Given exercise - Tally every line of the material that includes "title", then give the tally and nothing else.

[Part of a data file]
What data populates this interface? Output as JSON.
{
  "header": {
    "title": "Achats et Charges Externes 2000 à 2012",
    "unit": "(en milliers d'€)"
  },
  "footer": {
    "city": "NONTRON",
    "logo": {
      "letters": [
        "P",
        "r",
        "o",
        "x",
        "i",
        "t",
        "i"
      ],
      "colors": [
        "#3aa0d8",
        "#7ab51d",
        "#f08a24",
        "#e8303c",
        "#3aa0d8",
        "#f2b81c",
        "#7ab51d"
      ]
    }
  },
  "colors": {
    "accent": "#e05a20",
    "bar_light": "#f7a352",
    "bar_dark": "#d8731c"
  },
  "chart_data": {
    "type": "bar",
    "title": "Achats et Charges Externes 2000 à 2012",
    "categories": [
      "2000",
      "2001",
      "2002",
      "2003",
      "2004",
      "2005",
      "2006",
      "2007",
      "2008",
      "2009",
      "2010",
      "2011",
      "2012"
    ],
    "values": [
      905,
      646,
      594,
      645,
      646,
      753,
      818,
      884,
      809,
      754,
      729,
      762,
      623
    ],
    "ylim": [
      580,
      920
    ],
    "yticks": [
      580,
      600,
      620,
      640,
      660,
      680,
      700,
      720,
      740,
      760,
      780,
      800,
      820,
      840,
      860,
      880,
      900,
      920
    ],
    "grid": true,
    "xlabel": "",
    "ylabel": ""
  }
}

* * *

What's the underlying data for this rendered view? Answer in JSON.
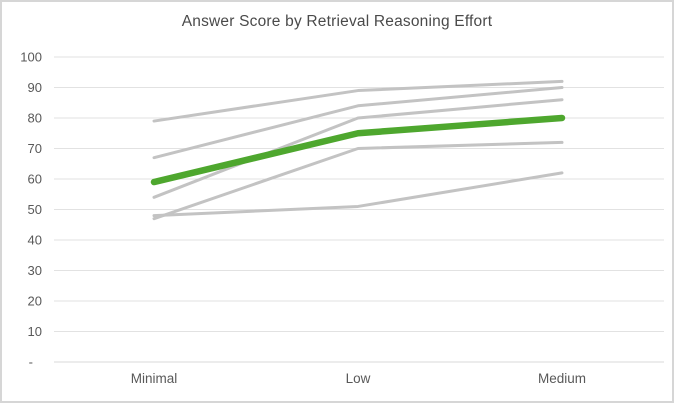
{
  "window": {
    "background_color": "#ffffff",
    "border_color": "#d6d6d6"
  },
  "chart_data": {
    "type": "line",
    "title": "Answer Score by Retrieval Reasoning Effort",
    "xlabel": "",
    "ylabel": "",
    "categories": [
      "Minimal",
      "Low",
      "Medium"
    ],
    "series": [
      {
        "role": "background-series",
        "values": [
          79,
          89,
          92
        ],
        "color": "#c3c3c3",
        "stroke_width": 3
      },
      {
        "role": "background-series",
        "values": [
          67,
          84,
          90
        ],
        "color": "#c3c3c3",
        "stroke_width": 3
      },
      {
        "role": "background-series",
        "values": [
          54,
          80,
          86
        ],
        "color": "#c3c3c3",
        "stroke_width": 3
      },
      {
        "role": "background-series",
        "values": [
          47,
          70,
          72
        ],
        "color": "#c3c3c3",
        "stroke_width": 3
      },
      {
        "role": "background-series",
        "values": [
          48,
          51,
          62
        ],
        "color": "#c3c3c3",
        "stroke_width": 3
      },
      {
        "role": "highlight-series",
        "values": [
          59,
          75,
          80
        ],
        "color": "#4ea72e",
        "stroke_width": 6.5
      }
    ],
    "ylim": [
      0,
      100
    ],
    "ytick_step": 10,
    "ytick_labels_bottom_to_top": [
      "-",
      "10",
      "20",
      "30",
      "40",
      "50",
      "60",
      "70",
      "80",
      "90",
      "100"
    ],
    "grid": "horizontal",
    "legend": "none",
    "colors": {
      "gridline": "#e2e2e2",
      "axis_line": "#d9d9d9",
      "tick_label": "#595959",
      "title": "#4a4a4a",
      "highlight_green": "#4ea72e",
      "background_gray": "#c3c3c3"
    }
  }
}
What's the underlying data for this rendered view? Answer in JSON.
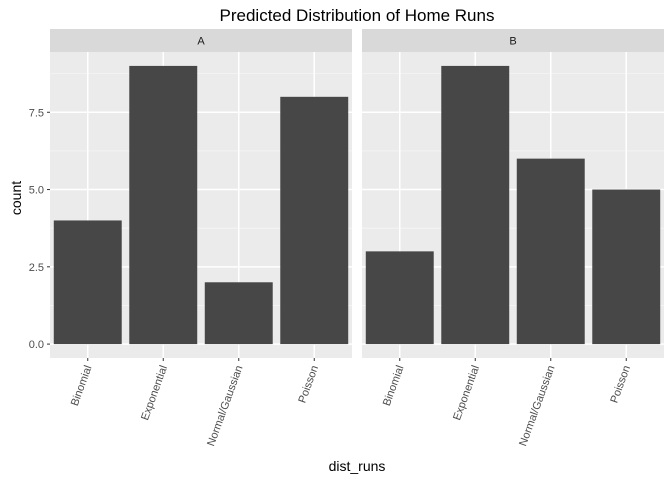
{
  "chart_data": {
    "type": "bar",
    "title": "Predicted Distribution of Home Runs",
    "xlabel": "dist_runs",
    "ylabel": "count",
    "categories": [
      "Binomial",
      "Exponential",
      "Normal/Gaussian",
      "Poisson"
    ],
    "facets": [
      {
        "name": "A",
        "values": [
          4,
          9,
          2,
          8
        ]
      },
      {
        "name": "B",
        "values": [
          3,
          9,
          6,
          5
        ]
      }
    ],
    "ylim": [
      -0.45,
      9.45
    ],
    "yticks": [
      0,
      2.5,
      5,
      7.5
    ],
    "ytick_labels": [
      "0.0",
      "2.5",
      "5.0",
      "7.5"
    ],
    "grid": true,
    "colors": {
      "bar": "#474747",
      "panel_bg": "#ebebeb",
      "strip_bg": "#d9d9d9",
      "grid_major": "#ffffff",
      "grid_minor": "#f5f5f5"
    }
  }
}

Result - 5